## Exercise details
Check each line of the listing below for the word "Днесь" and say how many lines have it. Nothing else should be written.

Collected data
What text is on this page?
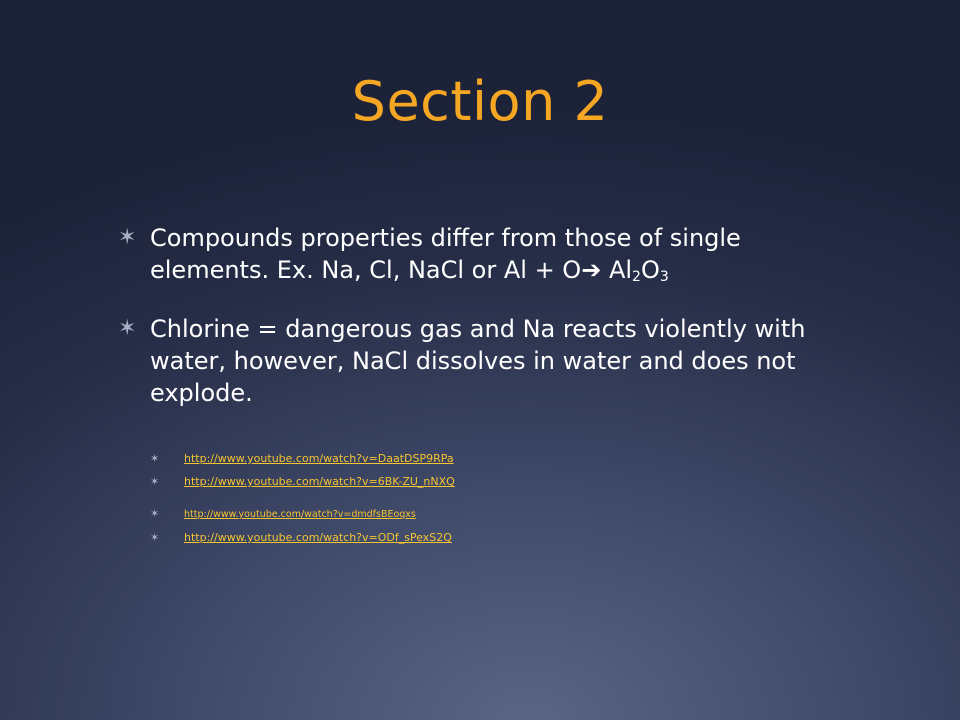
Section 2
✶ Compounds properties differ from those of single
elements. Ex. Na, Cl, NaCl or Al + O➔ $Al_2O_3$
✶ Chlorine = dangerous gas and Na reacts violently with water, however, NaCl dissolves in water and does not explode.
✶ http://www.youtube.com/watch?v=DaatDSP9RPa
✶ http://www.youtube.com/watch?v=6BK-ZU_nNXQ
✶	http://www.youtube.com/watch?v=dmdfsBEoqxs
✶ http://www.youtube.com/watch?v=ODf_sPexS2Q
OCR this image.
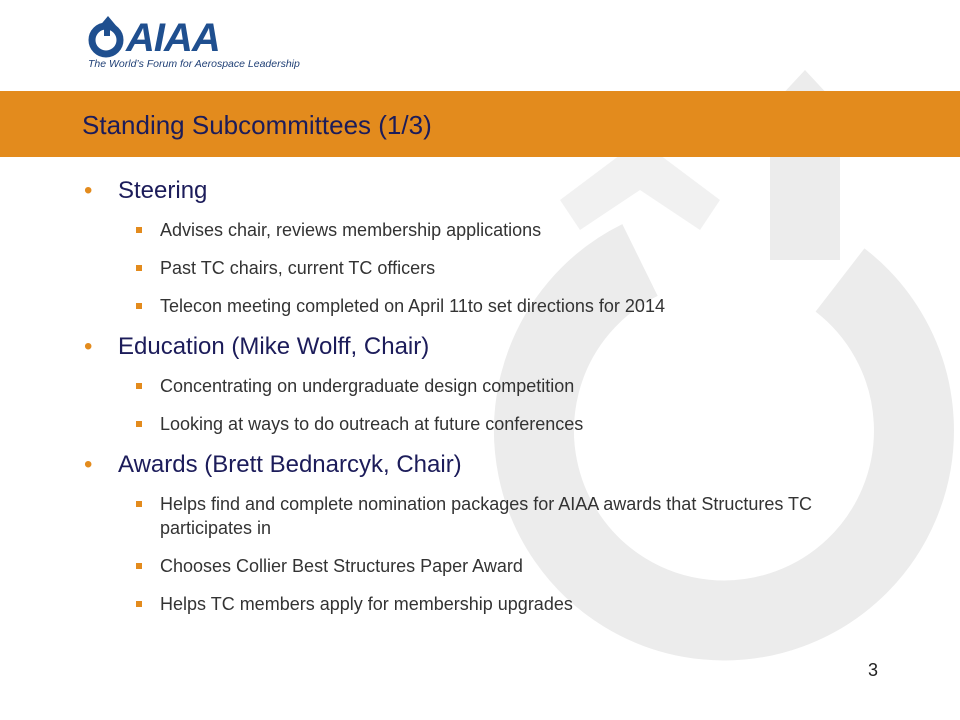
AIAA
The World’s Forum for Aerospace Leadership
Standing Subcommittees (1/3)
• Steering
Advises chair, reviews membership applications
Past TC chairs, current TC officers
Telecon meeting completed on April 11to set directions for 2014
• Education (Mike Wolff, Chair)
Concentrating on undergraduate design competition
Looking at ways to do outreach at future conferences
• Awards (Brett Bednarcyk, Chair)
Helps find and complete nomination packages for AIAA awards that Structures TC participates in
Chooses Collier Best Structures Paper Award
Helps TC members apply for membership upgrades
3
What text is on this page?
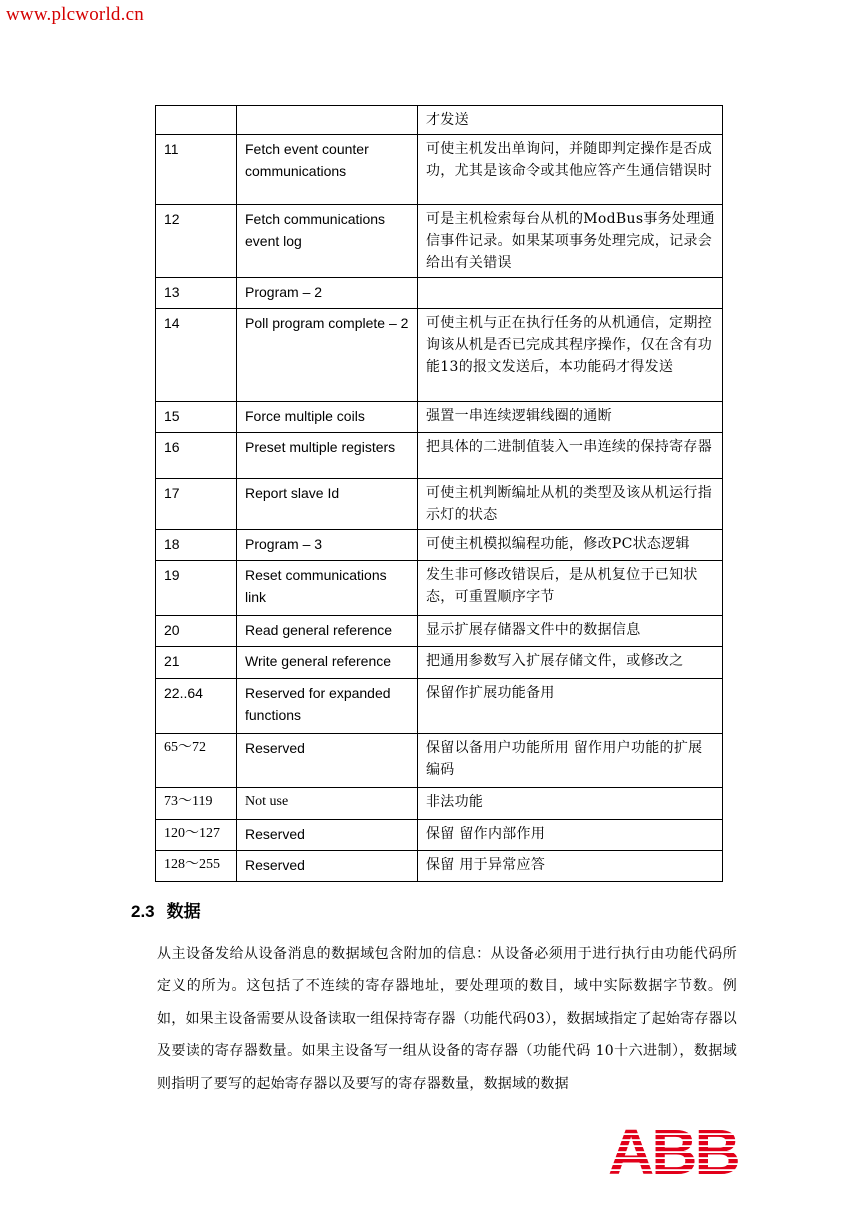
www.plcworld.cn
		才发送
11	Fetch event counter communications	可使主机发出单询问，并随即判定操作是否成功，尤其是该命令或其他应答产生通信错误时
12	Fetch communications event log	可是主机检索每台从机的ModBus事务处理通信事件记录。如果某项事务处理完成，记录会给出有关错误
13	Program – 2	
14	Poll program complete – 2	可使主机与正在执行任务的从机通信，定期控询该从机是否已完成其程序操作，仅在含有功能13的报文发送后，本功能码才得发送
15	Force multiple coils	强置一串连续逻辑线圈的通断
16	Preset multiple registers	把具体的二进制值装入一串连续的保持寄存器
17	Report slave Id	可使主机判断编址从机的类型及该从机运行指示灯的状态
18	Program – 3	可使主机模拟编程功能，修改PC状态逻辑
19	Reset communications link	发生非可修改错误后，是从机复位于已知状态，可重置顺序字节
20	Read general reference	显示扩展存储器文件中的数据信息
21	Write general reference	把通用参数写入扩展存储文件，或修改之
22..64	Reserved for expanded functions	保留作扩展功能备用
65～72	Reserved	保留以备用户功能所用 留作用户功能的扩展编码
73～119	Not use	非法功能
120～127	Reserved	保留 留作内部作用
128～255	Reserved	保留 用于异常应答
2.3 数据
从主设备发给从设备消息的数据域包含附加的信息：从设备必须用于进行执行由功能代码所定义的所为。这包括了不连续的寄存器地址，要处理项的数目，域中实际数据字节数。例如，如果主设备需要从设备读取一组保持寄存器（功能代码03），数据域指定了起始寄存器以及要读的寄存器数量。如果主设备写一组从设备的寄存器（功能代码 10十六进制），数据域则指明了要写的起始寄存器以及要写的寄存器数量，数据域的数据
ABB
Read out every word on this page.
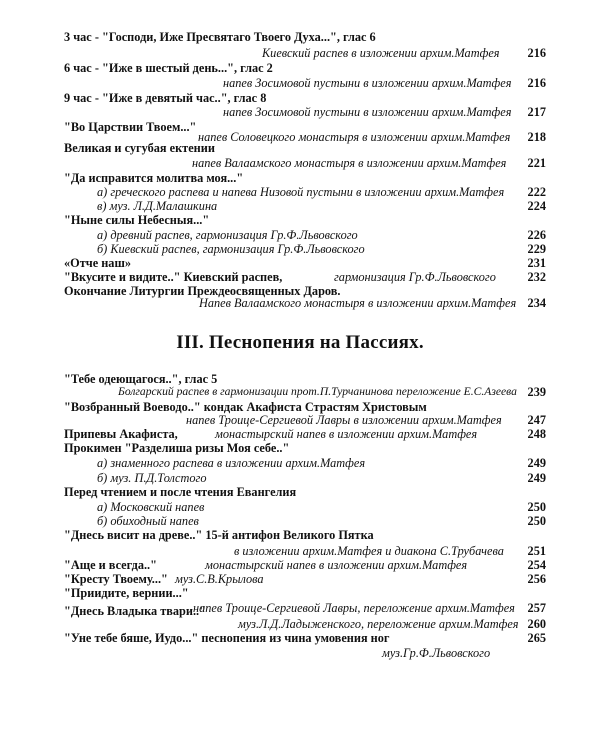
3 час - "Господи, Иже Пресвятаго Твоего Духа...", глас 6
Киевский распев в изложении архим.Матфея	216
6 час - "Иже в шестый день...", глас 2
напев Зосимовой пустыни в изложении архим.Матфея	216
9 час - "Иже в девятый час..", глас 8
напев Зосимовой пустыни в изложении архим.Матфея	217
"Во Царствии Твоем..."
напев Соловецкого монастыря в изложении архим.Матфея	218
Великая и сугубая ектении
напев Валаамского монастыря в изложении архим.Матфея	221
"Да исправится молитва моя..."
а) греческого распева и напева Низовой пустыни в изложении архим.Матфея	222
в) муз. Л.Д.Малашкина	224
"Ныне силы Небесныя..."
а) древний распев, гармонизация Гр.Ф.Львовского	226
б) Киевский распев, гармонизация Гр.Ф.Львовского	229
«Отче наш»	231
"Вкусите и видите.." Киевский распев,	гармонизация Гр.Ф.Львовского	232
Окончание Литургии Преждеосвященных Даров.
Напев Валаамского монастыря в изложении архим.Матфея 234
III. Песнопения на Пассиях.
"Тебе одеющагося..", глас 5
Болгарский распев в гармонизации прот.П.Турчанинова переложение Е.С.Азеева 239
"Возбранный Воеводо.." кондак Акафиста Страстям Христовым
напев Троице-Сергиевой Лавры в изложении архим.Матфея	247
Припевы Акафиста,	монастырский напев в изложении архим.Матфея	248
Прокимен "Разделиша ризы Моя себе.."
а) знаменного распева в изложении архим.Матфея	249
б) муз. П.Д.Толстого	249
Перед чтением и после чтения Евангелия
а) Московский напев	250
б) обиходный напев	250
"Днесь висит на древе.." 15-й антифон Великого Пятка
в изложении архим.Матфея и диакона С.Трубачева	251
"Аще и всегда.."	монастырский напев в изложении архим.Матфея	254
"Кресту Твоему..." муз.С.В.Крылова	256
"Приидите, вернии..."
напев Троице-Сергиевой Лавры, переложение архим.Матфея	257
"Днесь Владыка твари.."
муз.Л.Д.Ладыженского, переложение архим.Матфея 260
"Уне тебе бяше, Иудо..." песнопения из чина умовения ног	265
муз.Гр.Ф.Львовского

## Exercise result
2